*** Data for processing Section Begins ***

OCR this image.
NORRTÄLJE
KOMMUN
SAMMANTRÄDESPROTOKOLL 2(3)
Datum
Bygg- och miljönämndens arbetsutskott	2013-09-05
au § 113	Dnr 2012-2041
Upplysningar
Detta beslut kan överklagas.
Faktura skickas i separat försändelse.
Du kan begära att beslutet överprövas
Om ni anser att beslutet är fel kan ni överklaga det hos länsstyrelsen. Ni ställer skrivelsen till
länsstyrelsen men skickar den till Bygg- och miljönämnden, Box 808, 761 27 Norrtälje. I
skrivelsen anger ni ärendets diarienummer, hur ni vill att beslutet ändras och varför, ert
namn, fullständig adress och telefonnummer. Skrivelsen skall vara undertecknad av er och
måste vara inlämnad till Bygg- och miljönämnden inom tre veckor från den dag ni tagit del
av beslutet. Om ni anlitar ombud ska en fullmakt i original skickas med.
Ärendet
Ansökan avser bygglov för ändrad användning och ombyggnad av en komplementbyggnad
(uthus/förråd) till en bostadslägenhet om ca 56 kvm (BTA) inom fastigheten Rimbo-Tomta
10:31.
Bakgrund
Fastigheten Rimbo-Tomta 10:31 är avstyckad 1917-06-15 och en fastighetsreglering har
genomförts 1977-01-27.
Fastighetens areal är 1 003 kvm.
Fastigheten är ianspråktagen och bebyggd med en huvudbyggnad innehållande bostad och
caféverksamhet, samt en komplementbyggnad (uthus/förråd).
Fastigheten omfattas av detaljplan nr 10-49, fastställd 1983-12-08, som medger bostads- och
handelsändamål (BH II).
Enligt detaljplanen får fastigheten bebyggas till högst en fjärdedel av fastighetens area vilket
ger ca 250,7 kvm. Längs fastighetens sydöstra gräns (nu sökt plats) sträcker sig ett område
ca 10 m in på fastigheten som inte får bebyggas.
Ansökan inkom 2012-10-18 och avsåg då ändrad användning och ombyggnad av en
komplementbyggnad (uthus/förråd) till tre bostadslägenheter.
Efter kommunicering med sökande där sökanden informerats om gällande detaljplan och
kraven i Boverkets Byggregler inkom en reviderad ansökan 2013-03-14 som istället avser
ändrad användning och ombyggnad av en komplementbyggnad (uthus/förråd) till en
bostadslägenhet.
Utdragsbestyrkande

*** Data for processing Section Ends ***

About this task: Go through the records above and return every line that holds the string "bebyggas".

Response:
Enligt detaljplanen får fastigheten bebyggas till högst en fjärdedel av fastighetens area vilket
ca 10 m in på fastigheten som inte får bebyggas.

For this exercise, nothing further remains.